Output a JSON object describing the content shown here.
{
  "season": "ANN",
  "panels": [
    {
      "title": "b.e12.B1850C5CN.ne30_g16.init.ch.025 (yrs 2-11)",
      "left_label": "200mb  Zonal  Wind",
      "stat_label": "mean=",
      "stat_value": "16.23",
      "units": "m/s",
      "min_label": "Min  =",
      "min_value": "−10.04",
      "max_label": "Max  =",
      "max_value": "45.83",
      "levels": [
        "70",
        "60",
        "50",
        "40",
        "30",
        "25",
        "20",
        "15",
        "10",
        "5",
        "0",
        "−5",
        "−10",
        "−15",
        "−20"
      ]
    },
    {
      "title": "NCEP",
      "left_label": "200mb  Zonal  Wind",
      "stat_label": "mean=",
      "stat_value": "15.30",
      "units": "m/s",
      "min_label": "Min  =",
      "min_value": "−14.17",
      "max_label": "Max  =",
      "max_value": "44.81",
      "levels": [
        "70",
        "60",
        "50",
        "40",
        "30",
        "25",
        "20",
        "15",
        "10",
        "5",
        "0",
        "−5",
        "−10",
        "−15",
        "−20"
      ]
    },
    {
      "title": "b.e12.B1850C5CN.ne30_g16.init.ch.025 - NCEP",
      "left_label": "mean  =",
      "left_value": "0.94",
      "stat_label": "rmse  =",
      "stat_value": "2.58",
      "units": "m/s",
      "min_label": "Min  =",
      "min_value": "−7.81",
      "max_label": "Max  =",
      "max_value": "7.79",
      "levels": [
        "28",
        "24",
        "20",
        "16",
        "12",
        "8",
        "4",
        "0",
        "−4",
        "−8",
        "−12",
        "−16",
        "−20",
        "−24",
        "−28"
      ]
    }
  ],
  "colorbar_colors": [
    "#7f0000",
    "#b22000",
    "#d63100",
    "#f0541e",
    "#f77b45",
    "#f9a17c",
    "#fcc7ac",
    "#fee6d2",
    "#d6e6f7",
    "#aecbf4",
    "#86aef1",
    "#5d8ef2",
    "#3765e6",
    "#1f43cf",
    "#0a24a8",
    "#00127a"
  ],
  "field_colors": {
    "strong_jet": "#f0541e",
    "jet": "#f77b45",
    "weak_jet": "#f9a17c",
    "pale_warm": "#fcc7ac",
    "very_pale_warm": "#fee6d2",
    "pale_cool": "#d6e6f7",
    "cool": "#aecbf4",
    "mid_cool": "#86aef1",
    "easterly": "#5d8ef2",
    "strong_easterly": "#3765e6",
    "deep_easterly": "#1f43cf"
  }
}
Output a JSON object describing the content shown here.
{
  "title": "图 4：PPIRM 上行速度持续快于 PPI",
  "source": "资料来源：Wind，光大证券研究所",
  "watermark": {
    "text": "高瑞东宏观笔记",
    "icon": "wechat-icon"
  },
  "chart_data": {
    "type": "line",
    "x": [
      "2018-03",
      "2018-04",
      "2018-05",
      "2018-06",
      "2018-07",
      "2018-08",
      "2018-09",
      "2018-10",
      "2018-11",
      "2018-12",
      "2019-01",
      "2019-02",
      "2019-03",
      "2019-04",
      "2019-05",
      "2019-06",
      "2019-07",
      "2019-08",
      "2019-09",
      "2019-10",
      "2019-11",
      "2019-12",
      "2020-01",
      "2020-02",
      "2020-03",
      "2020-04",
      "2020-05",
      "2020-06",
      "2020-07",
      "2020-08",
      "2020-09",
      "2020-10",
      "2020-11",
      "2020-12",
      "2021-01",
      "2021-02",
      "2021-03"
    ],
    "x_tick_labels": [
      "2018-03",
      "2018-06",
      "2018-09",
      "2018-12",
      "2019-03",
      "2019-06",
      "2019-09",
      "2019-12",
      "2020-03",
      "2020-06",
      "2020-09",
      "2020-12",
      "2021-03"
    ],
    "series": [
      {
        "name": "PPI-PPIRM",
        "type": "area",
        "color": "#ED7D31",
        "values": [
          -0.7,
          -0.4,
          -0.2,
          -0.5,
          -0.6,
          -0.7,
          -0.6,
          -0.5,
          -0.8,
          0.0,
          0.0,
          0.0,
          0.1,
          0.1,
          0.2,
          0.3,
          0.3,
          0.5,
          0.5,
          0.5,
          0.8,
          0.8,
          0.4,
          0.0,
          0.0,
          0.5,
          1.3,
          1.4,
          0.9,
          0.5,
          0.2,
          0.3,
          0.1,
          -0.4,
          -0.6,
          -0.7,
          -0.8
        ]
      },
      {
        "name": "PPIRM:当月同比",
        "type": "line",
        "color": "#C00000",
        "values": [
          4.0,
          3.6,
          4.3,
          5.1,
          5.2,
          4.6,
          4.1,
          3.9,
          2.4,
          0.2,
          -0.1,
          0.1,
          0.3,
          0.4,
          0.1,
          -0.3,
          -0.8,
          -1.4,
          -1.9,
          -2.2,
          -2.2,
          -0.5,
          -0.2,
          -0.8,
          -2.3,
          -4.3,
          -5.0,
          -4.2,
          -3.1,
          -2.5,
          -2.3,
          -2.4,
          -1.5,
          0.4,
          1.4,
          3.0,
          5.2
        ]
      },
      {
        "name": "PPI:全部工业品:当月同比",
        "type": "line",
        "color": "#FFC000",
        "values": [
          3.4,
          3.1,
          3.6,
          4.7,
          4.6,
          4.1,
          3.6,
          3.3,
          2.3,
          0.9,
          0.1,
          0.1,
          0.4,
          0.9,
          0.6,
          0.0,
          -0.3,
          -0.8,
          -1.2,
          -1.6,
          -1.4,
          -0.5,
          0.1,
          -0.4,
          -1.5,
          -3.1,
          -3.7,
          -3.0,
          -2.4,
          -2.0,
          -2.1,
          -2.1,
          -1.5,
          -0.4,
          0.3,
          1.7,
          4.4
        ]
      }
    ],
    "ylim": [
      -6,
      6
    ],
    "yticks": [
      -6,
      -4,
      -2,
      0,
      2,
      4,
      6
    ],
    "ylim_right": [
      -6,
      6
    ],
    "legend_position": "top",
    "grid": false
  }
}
----------
Task requirements: Using the listing above, work out how many of its lines include "NCEP", and give only the result.

Output of the task: 2